> [Exercise aim]: Can you give the lines below again with "thumbs-up-icon" replaced by "like-icon" everywhere it appears and nothing else changed?

> [Given data]:
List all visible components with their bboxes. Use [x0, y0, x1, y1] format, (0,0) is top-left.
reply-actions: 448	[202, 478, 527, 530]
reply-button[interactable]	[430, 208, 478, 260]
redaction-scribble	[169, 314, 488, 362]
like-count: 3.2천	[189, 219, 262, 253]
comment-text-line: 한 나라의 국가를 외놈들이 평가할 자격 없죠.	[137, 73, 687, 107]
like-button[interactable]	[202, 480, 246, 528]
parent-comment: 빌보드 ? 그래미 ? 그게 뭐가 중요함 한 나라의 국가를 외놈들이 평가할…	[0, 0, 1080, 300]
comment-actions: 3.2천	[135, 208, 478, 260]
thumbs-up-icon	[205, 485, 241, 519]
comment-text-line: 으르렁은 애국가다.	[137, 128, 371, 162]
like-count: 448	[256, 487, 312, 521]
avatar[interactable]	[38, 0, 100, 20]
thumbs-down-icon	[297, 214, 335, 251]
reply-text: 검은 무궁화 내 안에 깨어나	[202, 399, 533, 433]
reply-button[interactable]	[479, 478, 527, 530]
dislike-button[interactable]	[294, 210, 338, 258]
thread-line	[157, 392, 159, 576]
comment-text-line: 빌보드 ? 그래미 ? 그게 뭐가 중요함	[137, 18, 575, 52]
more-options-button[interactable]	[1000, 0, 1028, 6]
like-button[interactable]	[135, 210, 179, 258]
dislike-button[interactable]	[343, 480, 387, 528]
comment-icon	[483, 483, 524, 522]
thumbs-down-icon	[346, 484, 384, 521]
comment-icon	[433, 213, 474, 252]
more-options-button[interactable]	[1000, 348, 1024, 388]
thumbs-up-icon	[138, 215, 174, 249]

> [The reply]:
List all visible components with their bboxes. Use [x0, y0, x1, y1] format, (0,0) is top-left.
reply-actions: 448	[202, 478, 527, 530]
reply-button[interactable]	[430, 208, 478, 260]
redaction-scribble	[169, 314, 488, 362]
like-count: 3.2천	[189, 219, 262, 253]
comment-text-line: 한 나라의 국가를 외놈들이 평가할 자격 없죠.	[137, 73, 687, 107]
like-button[interactable]	[202, 480, 246, 528]
parent-comment: 빌보드 ? 그래미 ? 그게 뭐가 중요함 한 나라의 국가를 외놈들이 평가할…	[0, 0, 1080, 300]
comment-actions: 3.2천	[135, 208, 478, 260]
like-icon	[205, 485, 241, 519]
comment-text-line: 으르렁은 애국가다.	[137, 128, 371, 162]
like-count: 448	[256, 487, 312, 521]
avatar[interactable]	[38, 0, 100, 20]
thumbs-down-icon	[297, 214, 335, 251]
reply-text: 검은 무궁화 내 안에 깨어나	[202, 399, 533, 433]
reply-button[interactable]	[479, 478, 527, 530]
dislike-button[interactable]	[294, 210, 338, 258]
thread-line	[157, 392, 159, 576]
comment-text-line: 빌보드 ? 그래미 ? 그게 뭐가 중요함	[137, 18, 575, 52]
more-options-button[interactable]	[1000, 0, 1028, 6]
like-button[interactable]	[135, 210, 179, 258]
dislike-button[interactable]	[343, 480, 387, 528]
comment-icon	[483, 483, 524, 522]
thumbs-down-icon	[346, 484, 384, 521]
comment-icon	[433, 213, 474, 252]
more-options-button[interactable]	[1000, 348, 1024, 388]
like-icon	[138, 215, 174, 249]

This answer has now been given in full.